(Dataset rows)
%%

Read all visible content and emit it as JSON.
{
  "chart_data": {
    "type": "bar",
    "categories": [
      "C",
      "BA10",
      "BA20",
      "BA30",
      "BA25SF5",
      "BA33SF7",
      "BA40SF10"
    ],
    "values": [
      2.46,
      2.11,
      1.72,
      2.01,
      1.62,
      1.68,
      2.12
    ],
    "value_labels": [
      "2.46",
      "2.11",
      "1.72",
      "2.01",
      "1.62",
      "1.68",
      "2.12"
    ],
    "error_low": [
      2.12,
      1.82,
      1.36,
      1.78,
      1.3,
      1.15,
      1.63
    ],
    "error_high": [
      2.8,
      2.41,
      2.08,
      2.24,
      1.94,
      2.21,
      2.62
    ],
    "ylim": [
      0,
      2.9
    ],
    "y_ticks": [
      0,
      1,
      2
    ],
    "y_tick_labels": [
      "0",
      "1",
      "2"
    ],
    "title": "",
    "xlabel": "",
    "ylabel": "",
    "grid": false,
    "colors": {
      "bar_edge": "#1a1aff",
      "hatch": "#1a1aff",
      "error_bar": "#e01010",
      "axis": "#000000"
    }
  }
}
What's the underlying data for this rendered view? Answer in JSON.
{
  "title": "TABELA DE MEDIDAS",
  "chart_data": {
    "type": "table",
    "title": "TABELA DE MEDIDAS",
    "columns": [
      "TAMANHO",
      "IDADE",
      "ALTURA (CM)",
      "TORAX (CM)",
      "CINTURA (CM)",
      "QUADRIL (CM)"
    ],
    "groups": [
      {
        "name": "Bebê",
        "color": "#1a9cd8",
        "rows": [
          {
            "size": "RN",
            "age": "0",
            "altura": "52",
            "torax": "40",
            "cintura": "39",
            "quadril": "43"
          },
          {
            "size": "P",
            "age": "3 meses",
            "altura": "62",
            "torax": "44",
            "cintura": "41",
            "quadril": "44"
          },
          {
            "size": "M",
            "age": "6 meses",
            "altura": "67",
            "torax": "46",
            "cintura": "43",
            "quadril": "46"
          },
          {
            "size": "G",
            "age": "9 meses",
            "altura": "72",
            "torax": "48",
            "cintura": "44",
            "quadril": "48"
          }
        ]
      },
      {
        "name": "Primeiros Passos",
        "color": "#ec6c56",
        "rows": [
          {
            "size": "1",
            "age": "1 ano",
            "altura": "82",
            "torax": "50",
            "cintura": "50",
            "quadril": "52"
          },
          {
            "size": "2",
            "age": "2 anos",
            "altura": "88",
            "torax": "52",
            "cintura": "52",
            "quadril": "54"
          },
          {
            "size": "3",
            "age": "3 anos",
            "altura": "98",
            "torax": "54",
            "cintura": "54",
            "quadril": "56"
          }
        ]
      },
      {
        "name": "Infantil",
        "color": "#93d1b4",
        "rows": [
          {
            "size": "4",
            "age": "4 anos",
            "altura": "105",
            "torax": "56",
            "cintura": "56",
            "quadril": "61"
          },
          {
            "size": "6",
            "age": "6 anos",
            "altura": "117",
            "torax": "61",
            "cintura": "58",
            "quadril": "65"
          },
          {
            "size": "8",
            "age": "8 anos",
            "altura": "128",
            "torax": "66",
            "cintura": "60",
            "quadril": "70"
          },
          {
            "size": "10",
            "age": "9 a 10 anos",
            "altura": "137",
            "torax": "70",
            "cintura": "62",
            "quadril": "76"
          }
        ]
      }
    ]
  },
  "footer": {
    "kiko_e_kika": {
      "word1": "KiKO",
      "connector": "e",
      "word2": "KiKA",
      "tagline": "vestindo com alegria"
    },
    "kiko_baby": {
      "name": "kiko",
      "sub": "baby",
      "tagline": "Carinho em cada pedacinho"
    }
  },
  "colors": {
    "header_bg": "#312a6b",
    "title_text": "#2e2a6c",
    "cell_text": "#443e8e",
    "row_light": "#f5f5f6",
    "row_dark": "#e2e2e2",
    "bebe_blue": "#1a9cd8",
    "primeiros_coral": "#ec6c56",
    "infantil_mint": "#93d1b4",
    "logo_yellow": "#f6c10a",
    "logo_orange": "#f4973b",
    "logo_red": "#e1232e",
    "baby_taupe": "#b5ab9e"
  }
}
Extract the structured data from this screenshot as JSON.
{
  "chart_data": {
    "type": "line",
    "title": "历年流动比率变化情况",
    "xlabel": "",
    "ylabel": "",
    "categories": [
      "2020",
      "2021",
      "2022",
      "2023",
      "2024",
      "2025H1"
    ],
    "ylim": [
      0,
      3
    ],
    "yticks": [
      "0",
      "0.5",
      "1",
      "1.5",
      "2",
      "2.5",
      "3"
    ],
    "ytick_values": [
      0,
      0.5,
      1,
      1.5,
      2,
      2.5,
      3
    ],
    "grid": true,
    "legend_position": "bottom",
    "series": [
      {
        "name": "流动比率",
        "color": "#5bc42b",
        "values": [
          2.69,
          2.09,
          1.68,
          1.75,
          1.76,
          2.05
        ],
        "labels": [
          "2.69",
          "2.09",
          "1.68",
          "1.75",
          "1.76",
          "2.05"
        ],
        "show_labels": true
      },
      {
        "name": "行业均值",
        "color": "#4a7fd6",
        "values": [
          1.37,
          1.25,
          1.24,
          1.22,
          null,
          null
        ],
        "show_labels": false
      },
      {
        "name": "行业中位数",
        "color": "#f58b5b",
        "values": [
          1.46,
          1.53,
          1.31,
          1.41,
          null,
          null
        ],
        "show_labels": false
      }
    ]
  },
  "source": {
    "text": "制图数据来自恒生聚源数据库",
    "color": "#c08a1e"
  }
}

%%

_Problem to work on_
All of the entries above need to be reproduced exactly.

_Exercise result_
Read all visible content and emit it as JSON.
{
  "chart_data": {
    "type": "bar",
    "categories": [
      "C",
      "BA10",
      "BA20",
      "BA30",
      "BA25SF5",
      "BA33SF7",
      "BA40SF10"
    ],
    "values": [
      2.46,
      2.11,
      1.72,
      2.01,
      1.62,
      1.68,
      2.12
    ],
    "value_labels": [
      "2.46",
      "2.11",
      "1.72",
      "2.01",
      "1.62",
      "1.68",
      "2.12"
    ],
    "error_low": [
      2.12,
      1.82,
      1.36,
      1.78,
      1.3,
      1.15,
      1.63
    ],
    "error_high": [
      2.8,
      2.41,
      2.08,
      2.24,
      1.94,
      2.21,
      2.62
    ],
    "ylim": [
      0,
      2.9
    ],
    "y_ticks": [
      0,
      1,
      2
    ],
    "y_tick_labels": [
      "0",
      "1",
      "2"
    ],
    "title": "",
    "xlabel": "",
    "ylabel": "",
    "grid": false,
    "colors": {
      "bar_edge": "#1a1aff",
      "hatch": "#1a1aff",
      "error_bar": "#e01010",
      "axis": "#000000"
    }
  }
}
What's the underlying data for this rendered view? Answer in JSON.
{
  "title": "TABELA DE MEDIDAS",
  "chart_data": {
    "type": "table",
    "title": "TABELA DE MEDIDAS",
    "columns": [
      "TAMANHO",
      "IDADE",
      "ALTURA (CM)",
      "TORAX (CM)",
      "CINTURA (CM)",
      "QUADRIL (CM)"
    ],
    "groups": [
      {
        "name": "Bebê",
        "color": "#1a9cd8",
        "rows": [
          {
            "size": "RN",
            "age": "0",
            "altura": "52",
            "torax": "40",
            "cintura": "39",
            "quadril": "43"
          },
          {
            "size": "P",
            "age": "3 meses",
            "altura": "62",
            "torax": "44",
            "cintura": "41",
            "quadril": "44"
          },
          {
            "size": "M",
            "age": "6 meses",
            "altura": "67",
            "torax": "46",
            "cintura": "43",
            "quadril": "46"
          },
          {
            "size": "G",
            "age": "9 meses",
            "altura": "72",
            "torax": "48",
            "cintura": "44",
            "quadril": "48"
          }
        ]
      },
      {
        "name": "Primeiros Passos",
        "color": "#ec6c56",
        "rows": [
          {
            "size": "1",
            "age": "1 ano",
            "altura": "82",
            "torax": "50",
            "cintura": "50",
            "quadril": "52"
          },
          {
            "size": "2",
            "age": "2 anos",
            "altura": "88",
            "torax": "52",
            "cintura": "52",
            "quadril": "54"
          },
          {
            "size": "3",
            "age": "3 anos",
            "altura": "98",
            "torax": "54",
            "cintura": "54",
            "quadril": "56"
          }
        ]
      },
      {
        "name": "Infantil",
        "color": "#93d1b4",
        "rows": [
          {
            "size": "4",
            "age": "4 anos",
            "altura": "105",
            "torax": "56",
            "cintura": "56",
            "quadril": "61"
          },
          {
            "size": "6",
            "age": "6 anos",
            "altura": "117",
            "torax": "61",
            "cintura": "58",
            "quadril": "65"
          },
          {
            "size": "8",
            "age": "8 anos",
            "altura": "128",
            "torax": "66",
            "cintura": "60",
            "quadril": "70"
          },
          {
            "size": "10",
            "age": "9 a 10 anos",
            "altura": "137",
            "torax": "70",
            "cintura": "62",
            "quadril": "76"
          }
        ]
      }
    ]
  },
  "footer": {
    "kiko_e_kika": {
      "word1": "KiKO",
      "connector": "e",
      "word2": "KiKA",
      "tagline": "vestindo com alegria"
    },
    "kiko_baby": {
      "name": "kiko",
      "sub": "baby",
      "tagline": "Carinho em cada pedacinho"
    }
  },
  "colors": {
    "header_bg": "#312a6b",
    "title_text": "#2e2a6c",
    "cell_text": "#443e8e",
    "row_light": "#f5f5f6",
    "row_dark": "#e2e2e2",
    "bebe_blue": "#1a9cd8",
    "primeiros_coral": "#ec6c56",
    "infantil_mint": "#93d1b4",
    "logo_yellow": "#f6c10a",
    "logo_orange": "#f4973b",
    "logo_red": "#e1232e",
    "baby_taupe": "#b5ab9e"
  }
}
Extract the structured data from this screenshot as JSON.
{
  "chart_data": {
    "type": "line",
    "title": "历年流动比率变化情况",
    "xlabel": "",
    "ylabel": "",
    "categories": [
      "2020",
      "2021",
      "2022",
      "2023",
      "2024",
      "2025H1"
    ],
    "ylim": [
      0,
      3
    ],
    "yticks": [
      "0",
      "0.5",
      "1",
      "1.5",
      "2",
      "2.5",
      "3"
    ],
    "ytick_values": [
      0,
      0.5,
      1,
      1.5,
      2,
      2.5,
      3
    ],
    "grid": true,
    "legend_position": "bottom",
    "series": [
      {
        "name": "流动比率",
        "color": "#5bc42b",
        "values": [
          2.69,
          2.09,
          1.68,
          1.75,
          1.76,
          2.05
        ],
        "labels": [
          "2.69",
          "2.09",
          "1.68",
          "1.75",
          "1.76",
          "2.05"
        ],
        "show_labels": true
      },
      {
        "name": "行业均值",
        "color": "#4a7fd6",
        "values": [
          1.37,
          1.25,
          1.24,
          1.22,
          null,
          null
        ],
        "show_labels": false
      },
      {
        "name": "行业中位数",
        "color": "#f58b5b",
        "values": [
          1.46,
          1.53,
          1.31,
          1.41,
          null,
          null
        ],
        "show_labels": false
      }
    ]
  },
  "source": {
    "text": "制图数据来自恒生聚源数据库",
    "color": "#c08a1e"
  }
}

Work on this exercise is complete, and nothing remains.